▶ _To be done_
1 – Render this sentence from the review of The Car Man in Spanish: "It’s the classic story: a tall, dark stranger walks into town bringing trouble in his wake."
2 – Resume the review of The Car Man, picking up right after its final sentence.

▶ _Given passage_
########

★★★★
(Sadler’s Wells, 19 July 2015)
When I went to see Matthew Bourne’s Sleeping Beauty two years ago, I wrote about the frustration that I often feel when trying to understand classical ballet, and my corresponding fondness for Bourne’s irreverently gutsy style of storytelling. My favourite production by him will always be Swan Lake (the Adam Cooper version), but my first encounter with him was via a TV broadcast of The Car Man when I was a teenager.
I think it was on at a stage when I was trying to be cultured, and so my mum and I settled down to watch this ballet set to the music from Carmen, which sounded suitably highbrow for my pretentious adolescent purposes. Needless to say it wasn’t quite what either of us were expecting, but it made a powerful and enduring impact. Now this seminal production is back in London for a very short time and I was lucky enough to get to see it live at last.
Bourne famously doesn’t provide synopses in his programme, preferring the audience to interpret the story for themselves, but he has said that The Car Man is loosely based on the classic film noir The Postman Always Rings Twice. It’s the classic story: a tall, dark stranger walks into town bringing trouble in his wake. In this case that stranger is Luca (Chris Trenfield), who turns up looking for work in the little town of Harmony, with a strong Italian-American community.

Luca (Chris Trenfield)
Dino (Alan Vincent – who danced the role of Luca in the original production) is looking for another mechanic for his motor-repair shop, but his ‘man wanted’ sign takes on an ironic quality when his wife Lana (Zizi Strallen) sets eyes on Luca. Desire simmers under the surface, driven on by the summer heat and the dalliances of the young mechanics and their girlfriends, and it is only a matter of time before the sexually-charged situation explodes into danger. While Lana plays with fire in seducing her husband’s newest employee, her sister Rita (Kate Lyons) pines after sweet and sensitive Angelo (Dominic North). This bookish lad has been ruthlessly tormented by his fellow mechanics but Luca soon takes him under his wing and teaches him to stand up for himself… and a few other things, behind Lana’s back. And all the while Dino lurks in the background, cumbersome and slow, but perhaps just beginning to understand what is happening in his domain. Lust and jealousy collide in a potent cocktail that, all too soon, leads to murder and revenge.

########

[Entries drawn from a collection]
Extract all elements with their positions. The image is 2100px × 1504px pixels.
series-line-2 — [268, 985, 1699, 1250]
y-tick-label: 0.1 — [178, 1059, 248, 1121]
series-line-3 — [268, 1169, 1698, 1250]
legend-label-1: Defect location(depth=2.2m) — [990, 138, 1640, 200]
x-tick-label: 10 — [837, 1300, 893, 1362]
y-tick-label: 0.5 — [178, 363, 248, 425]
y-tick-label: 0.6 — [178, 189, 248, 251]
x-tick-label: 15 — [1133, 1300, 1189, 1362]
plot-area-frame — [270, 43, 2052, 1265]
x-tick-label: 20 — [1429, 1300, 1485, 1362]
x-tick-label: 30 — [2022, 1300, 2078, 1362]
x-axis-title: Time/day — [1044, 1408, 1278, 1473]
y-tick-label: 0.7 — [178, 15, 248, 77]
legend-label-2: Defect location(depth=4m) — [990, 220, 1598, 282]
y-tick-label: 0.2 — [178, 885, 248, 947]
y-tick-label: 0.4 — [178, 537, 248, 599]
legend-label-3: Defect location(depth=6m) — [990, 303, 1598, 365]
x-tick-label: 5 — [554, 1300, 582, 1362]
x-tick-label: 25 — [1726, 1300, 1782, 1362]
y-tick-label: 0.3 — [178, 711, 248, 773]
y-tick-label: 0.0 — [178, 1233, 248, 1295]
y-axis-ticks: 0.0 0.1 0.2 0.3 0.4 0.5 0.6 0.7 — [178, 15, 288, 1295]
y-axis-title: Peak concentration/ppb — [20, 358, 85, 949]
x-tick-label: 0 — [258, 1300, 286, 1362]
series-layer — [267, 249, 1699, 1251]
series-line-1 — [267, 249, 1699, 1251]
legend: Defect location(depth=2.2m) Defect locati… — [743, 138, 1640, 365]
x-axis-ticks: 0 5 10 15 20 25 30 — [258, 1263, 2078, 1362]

########

▶ _Answers to the tasks_
1 – Es la historia clásica: un forastero alto y moreno llega al pueblo y deja problemas a su paso.

2 –
I should clarify that, unlike Swan Lake, the Nutcracker and Sleeping Beauty (the other Bourne shows I’ve seen), The Car Man doesn’t stick to Bizet’s own arrangement of the Carmen music. Bourne took his point of departure from the Carmen Suite, a reinvention of Bizet’s music in 1967 by the Russian composer Rhodion Shchedrin; but, as that is only forty minutes long, he asked the composer Terry Davies to work his magic on the rest of Bizet’s score. The result might be rather discombobulating if you know Carmen well, but it works perfectly for the sleek and sexy setting of Bourne’s ballet. It’s quite a modern sound, by turns gleefully exuberant and creepingly eerie, and there were several moments where I was reminded not so much of Bizet’s toreadors as West Side Story.

The set
Bourne translates the showy swaggering of his characters into a gloriously earthy, muscular style of choreography. Much of his work inverts the usual emphasis of ballets by focusing attention squarely on the beauty of the male body, and that’s very much the case here. This is dancing with grit under its fingernails: raw, sensual and audacious. Bourne has perfect comic timing: he manages to make the piece humorous without ever undermining the sense of danger and predatory sexuality. And he’s able to offer sudden contrasts: for example, the sweetness of Angelo and Rita’s pas de deux against the erotically frank, occasionally crude dancing of their companions. His style may not have the formal, lyrical lines of classical ballets, with their elegant gestures and the graceful obfuscation of strong emotions, but that doesn’t mean it’s any less demanding.
His dancers have incredible skill. Luca’s first solo, in which he asserts his place in the local pecking order – flirting with the women and idly squaring off to the men – is a masterpiece of physical control. After the frenzied dancing of the mechanics and their girls in the opening scenes, Luca’s arrival raises the bar not by adding in flashier moves but by echoing their style of dancing and making it slower, more powerful and perfectly executed. I was amused to see hints of the Swan in his dancing: there were gestures and movements that looked very familiar, and I wonder whether Bourne has a kind of choreographic shorthand to indicate domineering maleness. Similarly he is very good at suggesting the awkwardness of those who don’t have physical confidence. Much of Angelo’s choreography suggests the crippling shyness of someone who is uncomfortable in his own body – much like the Prince at the beginning of Swan Lake – and North beautifully expressed the character’s emotional torment in a physical way, twisting his body in a peculiar mixture of gaucherie and gracefulness.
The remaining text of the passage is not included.